Dataset items:
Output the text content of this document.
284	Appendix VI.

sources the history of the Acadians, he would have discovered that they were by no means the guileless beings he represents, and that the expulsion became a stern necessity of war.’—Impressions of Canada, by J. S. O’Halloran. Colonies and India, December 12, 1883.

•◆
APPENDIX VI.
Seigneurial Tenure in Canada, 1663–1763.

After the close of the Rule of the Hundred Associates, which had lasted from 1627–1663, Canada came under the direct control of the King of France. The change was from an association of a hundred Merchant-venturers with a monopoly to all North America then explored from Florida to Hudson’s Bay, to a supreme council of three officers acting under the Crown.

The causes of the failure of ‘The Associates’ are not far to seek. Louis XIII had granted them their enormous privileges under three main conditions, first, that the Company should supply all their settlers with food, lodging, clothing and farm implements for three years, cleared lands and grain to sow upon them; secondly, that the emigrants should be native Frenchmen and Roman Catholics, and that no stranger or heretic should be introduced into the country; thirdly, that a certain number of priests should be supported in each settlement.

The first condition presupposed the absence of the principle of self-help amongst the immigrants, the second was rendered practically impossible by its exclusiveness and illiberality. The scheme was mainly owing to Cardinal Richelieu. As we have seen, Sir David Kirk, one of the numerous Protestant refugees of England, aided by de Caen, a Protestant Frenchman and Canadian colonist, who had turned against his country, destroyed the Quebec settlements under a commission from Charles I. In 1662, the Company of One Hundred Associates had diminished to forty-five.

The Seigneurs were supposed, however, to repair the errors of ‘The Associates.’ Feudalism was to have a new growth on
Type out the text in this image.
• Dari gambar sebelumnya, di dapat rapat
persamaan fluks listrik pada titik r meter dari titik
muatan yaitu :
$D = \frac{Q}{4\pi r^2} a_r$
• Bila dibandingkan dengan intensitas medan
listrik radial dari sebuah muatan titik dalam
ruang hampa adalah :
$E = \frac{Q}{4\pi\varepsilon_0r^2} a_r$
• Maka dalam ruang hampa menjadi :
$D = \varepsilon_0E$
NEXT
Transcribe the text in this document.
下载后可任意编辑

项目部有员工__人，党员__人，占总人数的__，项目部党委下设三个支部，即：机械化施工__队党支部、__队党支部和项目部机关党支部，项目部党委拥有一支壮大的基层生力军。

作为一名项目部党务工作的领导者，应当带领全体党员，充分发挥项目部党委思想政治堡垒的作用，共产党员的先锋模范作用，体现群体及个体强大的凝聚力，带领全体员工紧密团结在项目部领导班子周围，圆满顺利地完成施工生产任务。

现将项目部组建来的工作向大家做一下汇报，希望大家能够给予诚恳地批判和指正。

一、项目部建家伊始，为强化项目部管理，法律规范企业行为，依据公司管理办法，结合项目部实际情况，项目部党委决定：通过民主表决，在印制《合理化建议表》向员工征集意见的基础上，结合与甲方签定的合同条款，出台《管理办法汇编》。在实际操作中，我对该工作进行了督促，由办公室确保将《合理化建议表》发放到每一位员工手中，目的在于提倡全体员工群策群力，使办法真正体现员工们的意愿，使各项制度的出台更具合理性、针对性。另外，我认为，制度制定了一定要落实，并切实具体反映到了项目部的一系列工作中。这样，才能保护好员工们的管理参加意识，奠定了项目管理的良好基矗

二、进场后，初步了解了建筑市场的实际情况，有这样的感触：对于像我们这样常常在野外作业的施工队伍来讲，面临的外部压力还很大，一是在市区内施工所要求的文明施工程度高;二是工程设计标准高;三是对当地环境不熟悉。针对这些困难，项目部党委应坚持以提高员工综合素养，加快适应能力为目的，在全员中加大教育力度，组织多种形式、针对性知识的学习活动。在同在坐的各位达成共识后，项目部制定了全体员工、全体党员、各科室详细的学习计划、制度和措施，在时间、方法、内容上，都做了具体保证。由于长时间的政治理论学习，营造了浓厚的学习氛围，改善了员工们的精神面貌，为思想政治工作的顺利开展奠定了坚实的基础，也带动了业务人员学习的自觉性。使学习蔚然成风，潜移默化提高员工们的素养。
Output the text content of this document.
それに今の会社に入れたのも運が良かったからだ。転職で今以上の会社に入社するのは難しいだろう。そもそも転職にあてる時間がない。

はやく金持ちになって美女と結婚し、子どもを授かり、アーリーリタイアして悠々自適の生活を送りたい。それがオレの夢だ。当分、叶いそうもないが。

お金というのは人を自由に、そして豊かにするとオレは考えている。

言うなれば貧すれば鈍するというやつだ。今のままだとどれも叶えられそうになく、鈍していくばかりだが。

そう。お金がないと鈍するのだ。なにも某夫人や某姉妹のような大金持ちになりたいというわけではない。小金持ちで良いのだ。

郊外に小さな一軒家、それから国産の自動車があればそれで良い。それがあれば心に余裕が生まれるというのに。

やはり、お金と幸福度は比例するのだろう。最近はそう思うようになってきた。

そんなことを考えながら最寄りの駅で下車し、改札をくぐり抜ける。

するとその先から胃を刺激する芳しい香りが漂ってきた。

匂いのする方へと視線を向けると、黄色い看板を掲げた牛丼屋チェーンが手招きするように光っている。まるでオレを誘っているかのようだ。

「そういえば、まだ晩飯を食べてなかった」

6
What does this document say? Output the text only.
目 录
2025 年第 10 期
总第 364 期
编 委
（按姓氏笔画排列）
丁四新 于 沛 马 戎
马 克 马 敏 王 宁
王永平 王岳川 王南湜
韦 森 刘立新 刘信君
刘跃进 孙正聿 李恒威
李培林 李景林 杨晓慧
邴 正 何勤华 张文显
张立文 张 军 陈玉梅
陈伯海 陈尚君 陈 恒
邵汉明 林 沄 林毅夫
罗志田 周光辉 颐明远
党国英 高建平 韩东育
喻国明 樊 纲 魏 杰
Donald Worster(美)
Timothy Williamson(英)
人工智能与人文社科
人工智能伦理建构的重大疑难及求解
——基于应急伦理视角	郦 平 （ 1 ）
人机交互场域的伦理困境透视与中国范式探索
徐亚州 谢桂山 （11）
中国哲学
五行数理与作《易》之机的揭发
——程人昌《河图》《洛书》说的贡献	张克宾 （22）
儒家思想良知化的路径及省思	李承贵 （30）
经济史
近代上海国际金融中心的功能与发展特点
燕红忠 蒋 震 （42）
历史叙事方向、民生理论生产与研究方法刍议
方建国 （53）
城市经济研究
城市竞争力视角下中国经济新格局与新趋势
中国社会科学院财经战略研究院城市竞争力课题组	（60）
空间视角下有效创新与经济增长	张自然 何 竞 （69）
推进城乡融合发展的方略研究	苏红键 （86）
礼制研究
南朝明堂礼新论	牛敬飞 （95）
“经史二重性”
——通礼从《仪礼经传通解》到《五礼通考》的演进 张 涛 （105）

> _Set task_: Write out the whole listing again, exactly as it stands.

> _Solved problem_:
Output the text content of this document.
284	Appendix VI.

sources the history of the Acadians, he would have discovered that they were by no means the guileless beings he represents, and that the expulsion became a stern necessity of war.’—Impressions of Canada, by J. S. O’Halloran. Colonies and India, December 12, 1883.

•◆
APPENDIX VI.
Seigneurial Tenure in Canada, 1663–1763.

After the close of the Rule of the Hundred Associates, which had lasted from 1627–1663, Canada came under the direct control of the King of France. The change was from an association of a hundred Merchant-venturers with a monopoly to all North America then explored from Florida to Hudson’s Bay, to a supreme council of three officers acting under the Crown.

The causes of the failure of ‘The Associates’ are not far to seek. Louis XIII had granted them their enormous privileges under three main conditions, first, that the Company should supply all their settlers with food, lodging, clothing and farm implements for three years, cleared lands and grain to sow upon them; secondly, that the emigrants should be native Frenchmen and Roman Catholics, and that no stranger or heretic should be introduced into the country; thirdly, that a certain number of priests should be supported in each settlement.

The first condition presupposed the absence of the principle of self-help amongst the immigrants, the second was rendered practically impossible by its exclusiveness and illiberality. The scheme was mainly owing to Cardinal Richelieu. As we have seen, Sir David Kirk, one of the numerous Protestant refugees of England, aided by de Caen, a Protestant Frenchman and Canadian colonist, who had turned against his country, destroyed the Quebec settlements under a commission from Charles I. In 1662, the Company of One Hundred Associates had diminished to forty-five.

The Seigneurs were supposed, however, to repair the errors of ‘The Associates.’ Feudalism was to have a new growth on
Type out the text in this image.
• Dari gambar sebelumnya, di dapat rapat
persamaan fluks listrik pada titik r meter dari titik
muatan yaitu :
$D = \frac{Q}{4\pi r^2} a_r$
• Bila dibandingkan dengan intensitas medan
listrik radial dari sebuah muatan titik dalam
ruang hampa adalah :
$E = \frac{Q}{4\pi\varepsilon_0r^2} a_r$
• Maka dalam ruang hampa menjadi :
$D = \varepsilon_0E$
NEXT
Transcribe the text in this document.
下载后可任意编辑

项目部有员工__人，党员__人，占总人数的__，项目部党委下设三个支部，即：机械化施工__队党支部、__队党支部和项目部机关党支部，项目部党委拥有一支壮大的基层生力军。

作为一名项目部党务工作的领导者，应当带领全体党员，充分发挥项目部党委思想政治堡垒的作用，共产党员的先锋模范作用，体现群体及个体强大的凝聚力，带领全体员工紧密团结在项目部领导班子周围，圆满顺利地完成施工生产任务。

现将项目部组建来的工作向大家做一下汇报，希望大家能够给予诚恳地批判和指正。

一、项目部建家伊始，为强化项目部管理，法律规范企业行为，依据公司管理办法，结合项目部实际情况，项目部党委决定：通过民主表决，在印制《合理化建议表》向员工征集意见的基础上，结合与甲方签定的合同条款，出台《管理办法汇编》。在实际操作中，我对该工作进行了督促，由办公室确保将《合理化建议表》发放到每一位员工手中，目的在于提倡全体员工群策群力，使办法真正体现员工们的意愿，使各项制度的出台更具合理性、针对性。另外，我认为，制度制定了一定要落实，并切实具体反映到了项目部的一系列工作中。这样，才能保护好员工们的管理参加意识，奠定了项目管理的良好基矗

二、进场后，初步了解了建筑市场的实际情况，有这样的感触：对于像我们这样常常在野外作业的施工队伍来讲，面临的外部压力还很大，一是在市区内施工所要求的文明施工程度高;二是工程设计标准高;三是对当地环境不熟悉。针对这些困难，项目部党委应坚持以提高员工综合素养，加快适应能力为目的，在全员中加大教育力度，组织多种形式、针对性知识的学习活动。在同在坐的各位达成共识后，项目部制定了全体员工、全体党员、各科室详细的学习计划、制度和措施，在时间、方法、内容上，都做了具体保证。由于长时间的政治理论学习，营造了浓厚的学习氛围，改善了员工们的精神面貌，为思想政治工作的顺利开展奠定了坚实的基础，也带动了业务人员学习的自觉性。使学习蔚然成风，潜移默化提高员工们的素养。
Output the text content of this document.
それに今の会社に入れたのも運が良かったからだ。転職で今以上の会社に入社するのは難しいだろう。そもそも転職にあてる時間がない。

はやく金持ちになって美女と結婚し、子どもを授かり、アーリーリタイアして悠々自適の生活を送りたい。それがオレの夢だ。当分、叶いそうもないが。

お金というのは人を自由に、そして豊かにするとオレは考えている。

言うなれば貧すれば鈍するというやつだ。今のままだとどれも叶えられそうになく、鈍していくばかりだが。

そう。お金がないと鈍するのだ。なにも某夫人や某姉妹のような大金持ちになりたいというわけではない。小金持ちで良いのだ。

郊外に小さな一軒家、それから国産の自動車があればそれで良い。それがあれば心に余裕が生まれるというのに。

やはり、お金と幸福度は比例するのだろう。最近はそう思うようになってきた。

そんなことを考えながら最寄りの駅で下車し、改札をくぐり抜ける。

するとその先から胃を刺激する芳しい香りが漂ってきた。

匂いのする方へと視線を向けると、黄色い看板を掲げた牛丼屋チェーンが手招きするように光っている。まるでオレを誘っているかのようだ。

「そういえば、まだ晩飯を食べてなかった」

6
What does this document say? Output the text only.
目 录
2025 年第 10 期
总第 364 期
编 委
（按姓氏笔画排列）
丁四新 于 沛 马 戎
马 克 马 敏 王 宁
王永平 王岳川 王南湜
韦 森 刘立新 刘信君
刘跃进 孙正聿 李恒威
李培林 李景林 杨晓慧
邴 正 何勤华 张文显
张立文 张 军 陈玉梅
陈伯海 陈尚君 陈 恒
邵汉明 林 沄 林毅夫
罗志田 周光辉 颐明远
党国英 高建平 韩东育
喻国明 樊 纲 魏 杰
Donald Worster(美)
Timothy Williamson(英)
人工智能与人文社科
人工智能伦理建构的重大疑难及求解
——基于应急伦理视角	郦 平 （ 1 ）
人机交互场域的伦理困境透视与中国范式探索
徐亚州 谢桂山 （11）
中国哲学
五行数理与作《易》之机的揭发
——程人昌《河图》《洛书》说的贡献	张克宾 （22）
儒家思想良知化的路径及省思	李承贵 （30）
经济史
近代上海国际金融中心的功能与发展特点
燕红忠 蒋 震 （42）
历史叙事方向、民生理论生产与研究方法刍议
方建国 （53）
城市经济研究
城市竞争力视角下中国经济新格局与新趋势
中国社会科学院财经战略研究院城市竞争力课题组	（60）
空间视角下有效创新与经济增长	张自然 何 竞 （69）
推进城乡融合发展的方略研究	苏红键 （86）
礼制研究
南朝明堂礼新论	牛敬飞 （95）
“经史二重性”
——通礼从《仪礼经传通解》到《五礼通考》的演进 张 涛 （105）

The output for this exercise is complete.